**GOAL OF THE EXERCISE**
Show all lines from the listing below that contain "CORRELATION".

**LISTING**
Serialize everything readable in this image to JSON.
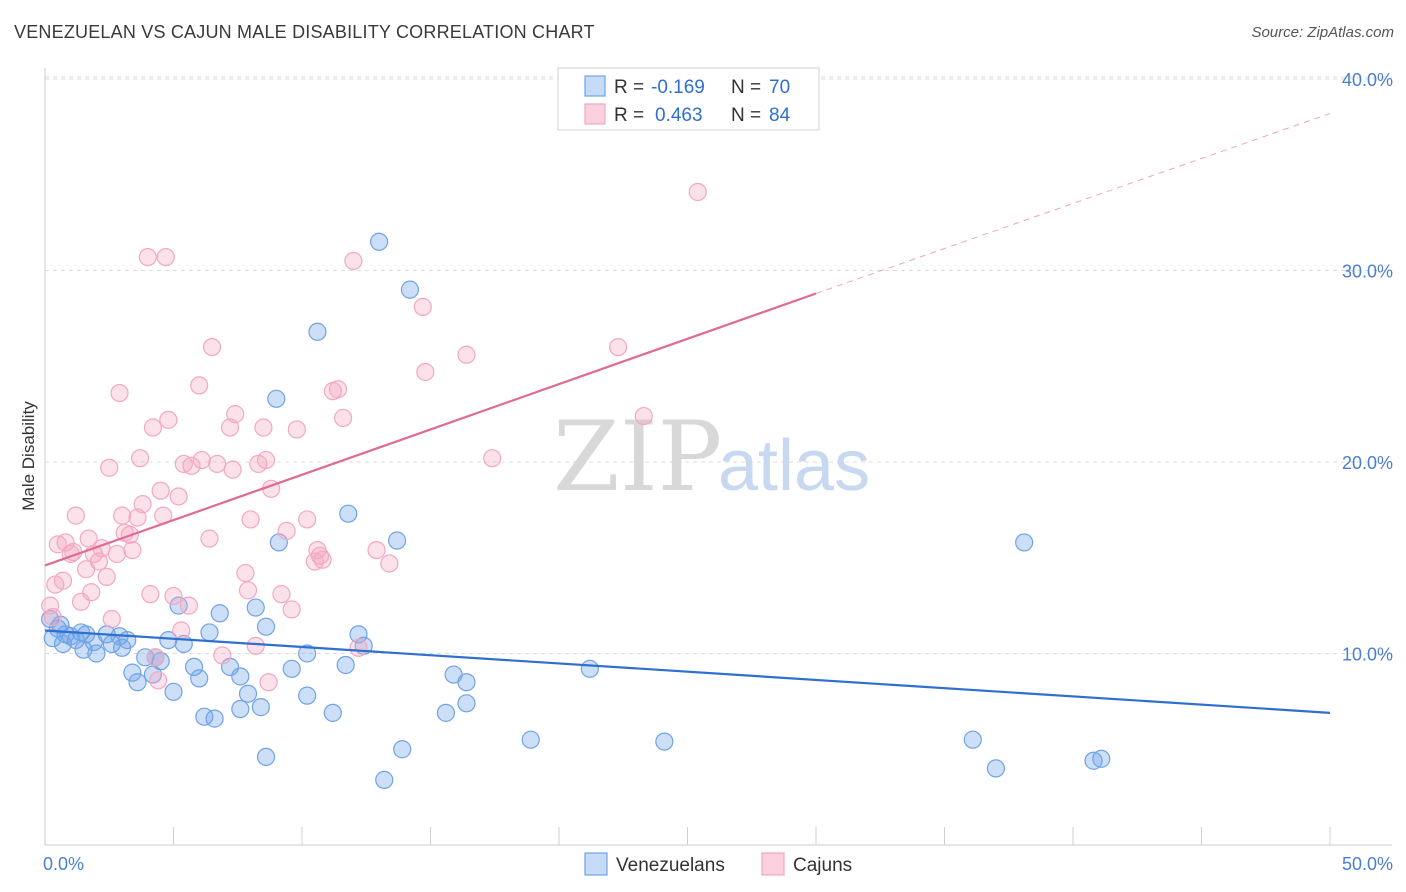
{
  "title": "VENEZUELAN VS CAJUN MALE DISABILITY CORRELATION CHART",
  "source": "Source: ZipAtlas.com",
  "watermark": {
    "zip": "ZIP",
    "atlas": "atlas"
  },
  "legend": {
    "rows": [
      {
        "r_label": "R =",
        "r_value": "-0.169",
        "n_label": "N =",
        "n_value": "70"
      },
      {
        "r_label": "R =",
        "r_value": "0.463",
        "n_label": "N =",
        "n_value": "84"
      }
    ]
  },
  "bottom_legend": [
    "Venezuelans",
    "Cajuns"
  ],
  "chart_data": {
    "type": "scatter",
    "title": "VENEZUELAN VS CAJUN MALE DISABILITY CORRELATION CHART",
    "xlabel": "",
    "ylabel": "Male Disability",
    "xlim": [
      0,
      50
    ],
    "ylim": [
      0,
      40
    ],
    "x_tick_labels": [
      "0.0%",
      "50.0%"
    ],
    "y_ticks": [
      10,
      20,
      30,
      40
    ],
    "y_tick_labels": [
      "10.0%",
      "20.0%",
      "30.0%",
      "40.0%"
    ],
    "grid": "horizontal dashed",
    "legend_placement": "top-center",
    "colors": {
      "venezuelans": "#6fa3e8",
      "cajuns": "#f3a8c0",
      "venezuelans_line": "#2f6fcf",
      "cajuns_line": "#e06a93"
    },
    "series": [
      {
        "name": "Venezuelans",
        "r": -0.169,
        "n": 70,
        "trend": {
          "x0": 0,
          "y0": 11.2,
          "x1": 50,
          "y1": 6.9
        },
        "points": [
          [
            0.2,
            11.8
          ],
          [
            0.3,
            10.8
          ],
          [
            0.5,
            11.3
          ],
          [
            0.7,
            10.5
          ],
          [
            0.8,
            11.0
          ],
          [
            1.0,
            10.9
          ],
          [
            1.2,
            10.7
          ],
          [
            1.4,
            11.1
          ],
          [
            1.6,
            11.0
          ],
          [
            1.9,
            10.6
          ],
          [
            2.0,
            10.0
          ],
          [
            2.4,
            11.0
          ],
          [
            2.6,
            10.5
          ],
          [
            2.9,
            10.9
          ],
          [
            3.2,
            10.7
          ],
          [
            3.4,
            9.0
          ],
          [
            3.6,
            8.5
          ],
          [
            3.9,
            9.8
          ],
          [
            4.2,
            8.9
          ],
          [
            4.3,
            9.8
          ],
          [
            4.8,
            10.7
          ],
          [
            5.0,
            8.0
          ],
          [
            5.4,
            10.5
          ],
          [
            5.2,
            12.5
          ],
          [
            5.8,
            9.3
          ],
          [
            6.0,
            8.7
          ],
          [
            6.2,
            6.7
          ],
          [
            6.4,
            11.1
          ],
          [
            6.6,
            6.6
          ],
          [
            6.8,
            12.1
          ],
          [
            7.2,
            9.3
          ],
          [
            7.6,
            8.8
          ],
          [
            7.6,
            7.1
          ],
          [
            7.9,
            7.9
          ],
          [
            8.2,
            12.4
          ],
          [
            8.4,
            7.2
          ],
          [
            8.6,
            4.6
          ],
          [
            8.6,
            11.4
          ],
          [
            9.0,
            23.3
          ],
          [
            9.1,
            15.8
          ],
          [
            9.6,
            9.2
          ],
          [
            10.2,
            10.0
          ],
          [
            10.6,
            26.8
          ],
          [
            10.2,
            7.8
          ],
          [
            11.2,
            6.9
          ],
          [
            11.7,
            9.4
          ],
          [
            11.8,
            17.3
          ],
          [
            12.2,
            11.0
          ],
          [
            12.4,
            10.4
          ],
          [
            13.0,
            31.5
          ],
          [
            13.2,
            3.4
          ],
          [
            13.7,
            15.9
          ],
          [
            13.9,
            5.0
          ],
          [
            14.2,
            29.0
          ],
          [
            15.6,
            6.9
          ],
          [
            15.9,
            8.9
          ],
          [
            16.4,
            8.5
          ],
          [
            16.4,
            7.4
          ],
          [
            18.9,
            5.5
          ],
          [
            21.2,
            9.2
          ],
          [
            24.1,
            5.4
          ],
          [
            36.1,
            5.5
          ],
          [
            37.0,
            4.0
          ],
          [
            38.1,
            15.8
          ],
          [
            40.8,
            4.4
          ],
          [
            41.1,
            4.5
          ],
          [
            0.6,
            11.5
          ],
          [
            1.5,
            10.2
          ],
          [
            3.0,
            10.3
          ],
          [
            4.5,
            9.6
          ]
        ]
      },
      {
        "name": "Cajuns",
        "r": 0.463,
        "n": 84,
        "trend": {
          "x0": 0,
          "y0": 14.6,
          "x1": 30,
          "y1": 28.8
        },
        "trend_dashed": {
          "x0": 30,
          "y0": 28.8,
          "x1": 50,
          "y1": 38.2
        },
        "points": [
          [
            0.2,
            12.5
          ],
          [
            0.3,
            11.9
          ],
          [
            0.4,
            13.6
          ],
          [
            0.5,
            15.7
          ],
          [
            0.7,
            13.8
          ],
          [
            0.8,
            15.8
          ],
          [
            1.0,
            15.2
          ],
          [
            1.1,
            15.3
          ],
          [
            1.2,
            17.2
          ],
          [
            1.4,
            12.7
          ],
          [
            1.6,
            14.4
          ],
          [
            1.7,
            16.0
          ],
          [
            1.8,
            13.2
          ],
          [
            1.9,
            15.2
          ],
          [
            2.1,
            14.8
          ],
          [
            2.2,
            15.5
          ],
          [
            2.4,
            14.0
          ],
          [
            2.5,
            19.7
          ],
          [
            2.6,
            11.8
          ],
          [
            2.8,
            15.2
          ],
          [
            2.9,
            23.6
          ],
          [
            3.0,
            17.2
          ],
          [
            3.1,
            16.3
          ],
          [
            3.3,
            16.2
          ],
          [
            3.4,
            15.4
          ],
          [
            3.6,
            17.1
          ],
          [
            3.7,
            20.2
          ],
          [
            3.8,
            17.8
          ],
          [
            4.0,
            30.7
          ],
          [
            4.1,
            13.1
          ],
          [
            4.2,
            21.8
          ],
          [
            4.3,
            9.8
          ],
          [
            4.4,
            8.6
          ],
          [
            4.5,
            18.5
          ],
          [
            4.6,
            17.2
          ],
          [
            4.7,
            30.7
          ],
          [
            4.8,
            22.2
          ],
          [
            5.0,
            13.0
          ],
          [
            5.2,
            18.2
          ],
          [
            5.3,
            11.2
          ],
          [
            5.4,
            19.9
          ],
          [
            5.6,
            12.5
          ],
          [
            5.7,
            19.8
          ],
          [
            6.0,
            24.0
          ],
          [
            6.1,
            20.1
          ],
          [
            6.4,
            16.0
          ],
          [
            6.5,
            26.0
          ],
          [
            6.7,
            19.9
          ],
          [
            6.9,
            9.9
          ],
          [
            7.2,
            21.8
          ],
          [
            7.3,
            19.6
          ],
          [
            7.4,
            22.5
          ],
          [
            7.8,
            14.2
          ],
          [
            7.9,
            13.3
          ],
          [
            8.0,
            17.0
          ],
          [
            8.2,
            10.4
          ],
          [
            8.3,
            19.9
          ],
          [
            8.5,
            21.8
          ],
          [
            8.6,
            20.1
          ],
          [
            8.7,
            8.5
          ],
          [
            8.8,
            18.6
          ],
          [
            9.2,
            13.1
          ],
          [
            9.4,
            16.4
          ],
          [
            9.6,
            12.3
          ],
          [
            9.8,
            21.7
          ],
          [
            10.2,
            17.0
          ],
          [
            10.6,
            15.4
          ],
          [
            10.7,
            15.1
          ],
          [
            10.8,
            14.9
          ],
          [
            11.2,
            23.7
          ],
          [
            11.4,
            23.8
          ],
          [
            11.6,
            22.3
          ],
          [
            12.0,
            30.5
          ],
          [
            12.2,
            10.3
          ],
          [
            12.9,
            15.4
          ],
          [
            13.4,
            14.7
          ],
          [
            14.7,
            28.1
          ],
          [
            14.8,
            24.7
          ],
          [
            16.4,
            25.6
          ],
          [
            17.4,
            20.2
          ],
          [
            22.3,
            26.0
          ],
          [
            23.3,
            22.4
          ],
          [
            25.4,
            34.1
          ],
          [
            10.5,
            14.8
          ]
        ]
      }
    ]
  }
}
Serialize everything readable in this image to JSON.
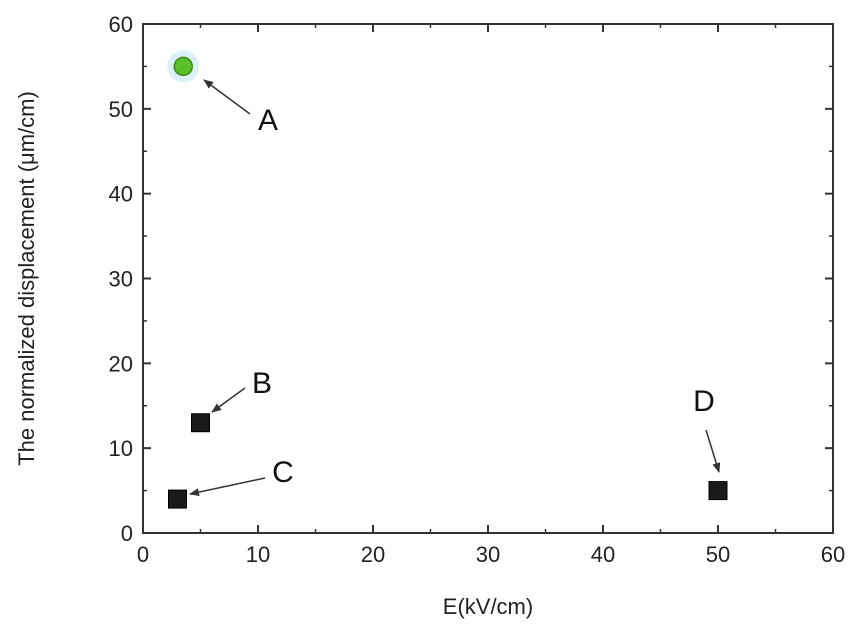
{
  "chart_data": {
    "type": "scatter",
    "xlabel": "E(kV/cm)",
    "ylabel": "The normalized displacement (μm/cm)",
    "xlim": [
      0,
      60
    ],
    "ylim": [
      0,
      60
    ],
    "x_ticks": [
      0,
      10,
      20,
      30,
      40,
      50,
      60
    ],
    "y_ticks": [
      0,
      10,
      20,
      30,
      40,
      50,
      60
    ],
    "grid": false,
    "points": [
      {
        "label": "A",
        "x": 3.5,
        "y": 55,
        "marker": "circle",
        "color": "#5bbf2a"
      },
      {
        "label": "B",
        "x": 5,
        "y": 13,
        "marker": "square",
        "color": "#1a1a1a"
      },
      {
        "label": "C",
        "x": 3,
        "y": 4,
        "marker": "square",
        "color": "#1a1a1a"
      },
      {
        "label": "D",
        "x": 50,
        "y": 5,
        "marker": "square",
        "color": "#1a1a1a"
      }
    ]
  }
}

**RESULT OF THIS TASK**
  "title": "VENEZUELAN VS CAJUN MALE DISABILITY CORRELATION CHART",
    "title": "VENEZUELAN VS CAJUN MALE DISABILITY CORRELATION CHART",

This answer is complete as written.